=== Challenge ===
Give an exact copy of every line, leaving images out.

=== Given records ===
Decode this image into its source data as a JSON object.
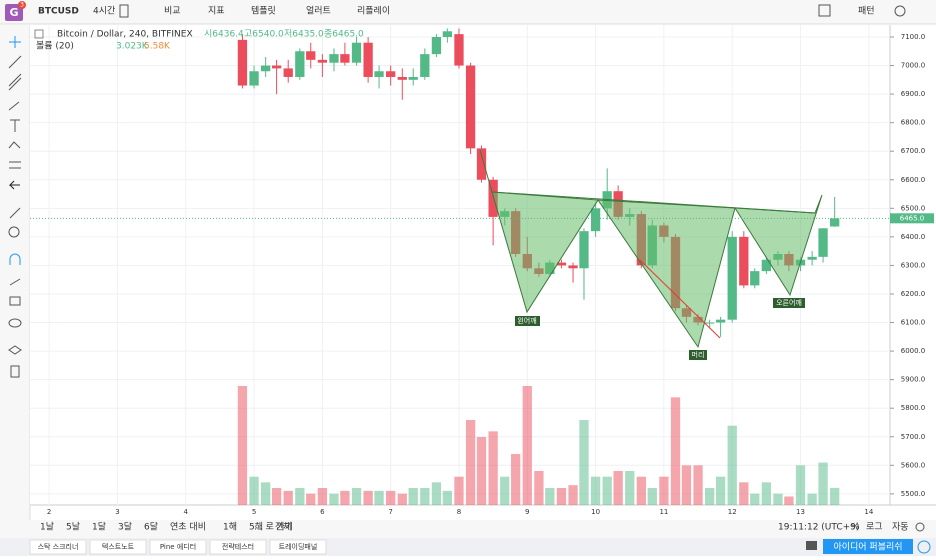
{
  "toolbar": {
    "logo_badge": "3",
    "symbol": "BTCUSD",
    "interval": "4시간",
    "compare": "비교",
    "indicators": "지표",
    "templates": "템플릿",
    "alert": "얼러트",
    "replay": "리플레이",
    "pattern": "패턴"
  },
  "chart_data": {
    "type": "candlestick",
    "title": "Bitcoin / Dollar, 240, BITFINEX",
    "ohlc_legend": [
      "시6436.4",
      "고6540.0",
      "저6435.0",
      "종6465.0"
    ],
    "x": [
      4.83,
      5,
      5.17,
      5.33,
      5.5,
      5.67,
      5.83,
      6,
      6.17,
      6.33,
      6.5,
      6.67,
      6.83,
      7,
      7.17,
      7.33,
      7.5,
      7.67,
      7.83,
      8,
      8.17,
      8.33,
      8.5,
      8.67,
      8.83,
      9,
      9.17,
      9.33,
      9.5,
      9.67,
      9.83,
      10,
      10.17,
      10.33,
      10.5,
      10.67,
      10.83,
      11,
      11.17,
      11.33,
      11.5,
      11.67,
      11.83,
      12,
      12.17,
      12.33,
      12.5,
      12.67,
      12.83,
      13,
      13.17,
      13.33,
      13.5
    ],
    "open": [
      7090,
      6930,
      6980,
      7000,
      6990,
      6960,
      7050,
      7020,
      7010,
      7040,
      7010,
      7080,
      6960,
      6980,
      6960,
      6950,
      6960,
      7040,
      7100,
      7110,
      7000,
      6710,
      6600,
      6470,
      6490,
      6340,
      6290,
      6270,
      6310,
      6300,
      6290,
      6420,
      6500,
      6560,
      6470,
      6480,
      6300,
      6440,
      6400,
      6150,
      6120,
      6100,
      6100,
      6110,
      6400,
      6230,
      6280,
      6320,
      6340,
      6300,
      6320,
      6330,
      6436.4
    ],
    "high": [
      7110,
      7000,
      7030,
      7020,
      7020,
      7060,
      7080,
      7040,
      7060,
      7080,
      7100,
      7100,
      7000,
      7000,
      6990,
      6990,
      7060,
      7110,
      7130,
      7130,
      7010,
      6720,
      6610,
      6500,
      6500,
      6400,
      6310,
      6320,
      6320,
      6310,
      6430,
      6520,
      6640,
      6580,
      6500,
      6490,
      6460,
      6450,
      6410,
      6160,
      6130,
      6110,
      6120,
      6420,
      6420,
      6290,
      6330,
      6350,
      6350,
      6330,
      6350,
      6430,
      6540
    ],
    "low": [
      6920,
      6920,
      6960,
      6900,
      6940,
      6950,
      6990,
      6960,
      6980,
      7000,
      7000,
      6940,
      6920,
      6930,
      6880,
      6930,
      6950,
      7030,
      7080,
      6990,
      6690,
      6590,
      6370,
      6440,
      6330,
      6280,
      6260,
      6260,
      6290,
      6240,
      6180,
      6400,
      6460,
      6460,
      6440,
      6290,
      6290,
      6380,
      6140,
      6100,
      6090,
      6080,
      6050,
      6100,
      6220,
      6220,
      6270,
      6300,
      6280,
      6280,
      6300,
      6310,
      6435
    ],
    "close": [
      6930,
      6980,
      7000,
      6990,
      6960,
      7050,
      7020,
      7010,
      7040,
      7010,
      7080,
      6960,
      6980,
      6960,
      6950,
      6960,
      7040,
      7100,
      7120,
      7000,
      6710,
      6600,
      6470,
      6490,
      6340,
      6290,
      6270,
      6310,
      6300,
      6290,
      6420,
      6500,
      6560,
      6470,
      6480,
      6300,
      6440,
      6400,
      6150,
      6120,
      6100,
      6100,
      6110,
      6400,
      6230,
      6280,
      6320,
      6340,
      6300,
      6320,
      6330,
      6430,
      6465
    ],
    "up_color": "#53b987",
    "down_color": "#eb4d5c",
    "volume": {
      "name": "볼륨 (20)",
      "value_label": "3.023K",
      "ma_label": "5.58K",
      "values": [
        21,
        5,
        4,
        3,
        2.5,
        3,
        2,
        3,
        2,
        2.5,
        3,
        2.5,
        2.5,
        2.5,
        2,
        3,
        3,
        4,
        2.5,
        5,
        15,
        12,
        13,
        5,
        9,
        21,
        6,
        3,
        3,
        3.5,
        15,
        5,
        5,
        6,
        6,
        5,
        3,
        5,
        19,
        7,
        7,
        3,
        5,
        14,
        4,
        2,
        4,
        2,
        1.5,
        7,
        2,
        7.5,
        3.023
      ]
    },
    "xlim": [
      1.72,
      14.31
    ],
    "xticks": [
      2,
      3,
      4,
      5,
      6,
      7,
      8,
      9,
      10,
      11,
      12,
      13,
      14
    ],
    "ylim": [
      5461,
      7142
    ],
    "yticks": [
      {
        "value": 5500,
        "label": "5500.0"
      },
      {
        "value": 5600,
        "label": "5600.0"
      },
      {
        "value": 5700,
        "label": "5700.0"
      },
      {
        "value": 5800,
        "label": "5800.0"
      },
      {
        "value": 5900,
        "label": "5900.0"
      },
      {
        "value": 6000,
        "label": "6000.0"
      },
      {
        "value": 6100,
        "label": "6100.0"
      },
      {
        "value": 6200,
        "label": "6200.0"
      },
      {
        "value": 6300,
        "label": "6300.0"
      },
      {
        "value": 6400,
        "label": "6400.0"
      },
      {
        "value": 6500,
        "label": "6500.0"
      },
      {
        "value": 6600,
        "label": "6600.0"
      },
      {
        "value": 6700,
        "label": "6700.0"
      },
      {
        "value": 6800,
        "label": "6800.0"
      },
      {
        "value": 6900,
        "label": "6900.0"
      },
      {
        "value": 7000,
        "label": "7000.0"
      },
      {
        "value": 7100,
        "label": "7100.0"
      }
    ],
    "last_price": {
      "value": 6465,
      "label": "6465.0"
    },
    "grid": true,
    "annotations": [
      "왼어깨",
      "머리",
      "오른어깨"
    ]
  },
  "bottom_bar": {
    "ranges": [
      "1날",
      "5날",
      "1달",
      "3달",
      "6달",
      "연초 대비",
      "1해",
      "5해",
      "전체"
    ],
    "goto": "... 로 가기",
    "clock": "19:11:12 (UTC+9)",
    "percent": "%",
    "log": "로그",
    "auto": "자동"
  },
  "footer": {
    "tabs": [
      "스탁 스크리너",
      "텍스트노트",
      "Pine 에디터",
      "전략테스터",
      "트레이딩패널"
    ],
    "publish": "아이디어 퍼블리쉬"
  }
}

=== Answer to this problem ===
Decode this image into its source data as a JSON object.
{
  "toolbar": {
    "logo_badge": "3",
    "symbol": "BTCUSD",
    "interval": "4시간",
    "compare": "비교",
    "indicators": "지표",
    "templates": "템플릿",
    "alert": "얼러트",
    "replay": "리플레이",
    "pattern": "패턴"
  },
  "chart_data": {
    "type": "candlestick",
    "title": "Bitcoin / Dollar, 240, BITFINEX",
    "ohlc_legend": [
      "시6436.4",
      "고6540.0",
      "저6435.0",
      "종6465.0"
    ],
    "x": [
      4.83,
      5,
      5.17,
      5.33,
      5.5,
      5.67,
      5.83,
      6,
      6.17,
      6.33,
      6.5,
      6.67,
      6.83,
      7,
      7.17,
      7.33,
      7.5,
      7.67,
      7.83,
      8,
      8.17,
      8.33,
      8.5,
      8.67,
      8.83,
      9,
      9.17,
      9.33,
      9.5,
      9.67,
      9.83,
      10,
      10.17,
      10.33,
      10.5,
      10.67,
      10.83,
      11,
      11.17,
      11.33,
      11.5,
      11.67,
      11.83,
      12,
      12.17,
      12.33,
      12.5,
      12.67,
      12.83,
      13,
      13.17,
      13.33,
      13.5
    ],
    "open": [
      7090,
      6930,
      6980,
      7000,
      6990,
      6960,
      7050,
      7020,
      7010,
      7040,
      7010,
      7080,
      6960,
      6980,
      6960,
      6950,
      6960,
      7040,
      7100,
      7110,
      7000,
      6710,
      6600,
      6470,
      6490,
      6340,
      6290,
      6270,
      6310,
      6300,
      6290,
      6420,
      6500,
      6560,
      6470,
      6480,
      6300,
      6440,
      6400,
      6150,
      6120,
      6100,
      6100,
      6110,
      6400,
      6230,
      6280,
      6320,
      6340,
      6300,
      6320,
      6330,
      6436.4
    ],
    "high": [
      7110,
      7000,
      7030,
      7020,
      7020,
      7060,
      7080,
      7040,
      7060,
      7080,
      7100,
      7100,
      7000,
      7000,
      6990,
      6990,
      7060,
      7110,
      7130,
      7130,
      7010,
      6720,
      6610,
      6500,
      6500,
      6400,
      6310,
      6320,
      6320,
      6310,
      6430,
      6520,
      6640,
      6580,
      6500,
      6490,
      6460,
      6450,
      6410,
      6160,
      6130,
      6110,
      6120,
      6420,
      6420,
      6290,
      6330,
      6350,
      6350,
      6330,
      6350,
      6430,
      6540
    ],
    "low": [
      6920,
      6920,
      6960,
      6900,
      6940,
      6950,
      6990,
      6960,
      6980,
      7000,
      7000,
      6940,
      6920,
      6930,
      6880,
      6930,
      6950,
      7030,
      7080,
      6990,
      6690,
      6590,
      6370,
      6440,
      6330,
      6280,
      6260,
      6260,
      6290,
      6240,
      6180,
      6400,
      6460,
      6460,
      6440,
      6290,
      6290,
      6380,
      6140,
      6100,
      6090,
      6080,
      6050,
      6100,
      6220,
      6220,
      6270,
      6300,
      6280,
      6280,
      6300,
      6310,
      6435
    ],
    "close": [
      6930,
      6980,
      7000,
      6990,
      6960,
      7050,
      7020,
      7010,
      7040,
      7010,
      7080,
      6960,
      6980,
      6960,
      6950,
      6960,
      7040,
      7100,
      7120,
      7000,
      6710,
      6600,
      6470,
      6490,
      6340,
      6290,
      6270,
      6310,
      6300,
      6290,
      6420,
      6500,
      6560,
      6470,
      6480,
      6300,
      6440,
      6400,
      6150,
      6120,
      6100,
      6100,
      6110,
      6400,
      6230,
      6280,
      6320,
      6340,
      6300,
      6320,
      6330,
      6430,
      6465
    ],
    "up_color": "#53b987",
    "down_color": "#eb4d5c",
    "volume": {
      "name": "볼륨 (20)",
      "value_label": "3.023K",
      "ma_label": "5.58K",
      "values": [
        21,
        5,
        4,
        3,
        2.5,
        3,
        2,
        3,
        2,
        2.5,
        3,
        2.5,
        2.5,
        2.5,
        2,
        3,
        3,
        4,
        2.5,
        5,
        15,
        12,
        13,
        5,
        9,
        21,
        6,
        3,
        3,
        3.5,
        15,
        5,
        5,
        6,
        6,
        5,
        3,
        5,
        19,
        7,
        7,
        3,
        5,
        14,
        4,
        2,
        4,
        2,
        1.5,
        7,
        2,
        7.5,
        3.023
      ]
    },
    "xlim": [
      1.72,
      14.31
    ],
    "xticks": [
      2,
      3,
      4,
      5,
      6,
      7,
      8,
      9,
      10,
      11,
      12,
      13,
      14
    ],
    "ylim": [
      5461,
      7142
    ],
    "yticks": [
      {
        "value": 5500,
        "label": "5500.0"
      },
      {
        "value": 5600,
        "label": "5600.0"
      },
      {
        "value": 5700,
        "label": "5700.0"
      },
      {
        "value": 5800,
        "label": "5800.0"
      },
      {
        "value": 5900,
        "label": "5900.0"
      },
      {
        "value": 6000,
        "label": "6000.0"
      },
      {
        "value": 6100,
        "label": "6100.0"
      },
      {
        "value": 6200,
        "label": "6200.0"
      },
      {
        "value": 6300,
        "label": "6300.0"
      },
      {
        "value": 6400,
        "label": "6400.0"
      },
      {
        "value": 6500,
        "label": "6500.0"
      },
      {
        "value": 6600,
        "label": "6600.0"
      },
      {
        "value": 6700,
        "label": "6700.0"
      },
      {
        "value": 6800,
        "label": "6800.0"
      },
      {
        "value": 6900,
        "label": "6900.0"
      },
      {
        "value": 7000,
        "label": "7000.0"
      },
      {
        "value": 7100,
        "label": "7100.0"
      }
    ],
    "last_price": {
      "value": 6465,
      "label": "6465.0"
    },
    "grid": true,
    "annotations": [
      "왼어깨",
      "머리",
      "오른어깨"
    ]
  },
  "bottom_bar": {
    "ranges": [
      "1날",
      "5날",
      "1달",
      "3달",
      "6달",
      "연초 대비",
      "1해",
      "5해",
      "전체"
    ],
    "goto": "... 로 가기",
    "clock": "19:11:12 (UTC+9)",
    "percent": "%",
    "log": "로그",
    "auto": "자동"
  },
  "footer": {
    "tabs": [
      "스탁 스크리너",
      "텍스트노트",
      "Pine 에디터",
      "전략테스터",
      "트레이딩패널"
    ],
    "publish": "아이디어 퍼블리쉬"
  }
}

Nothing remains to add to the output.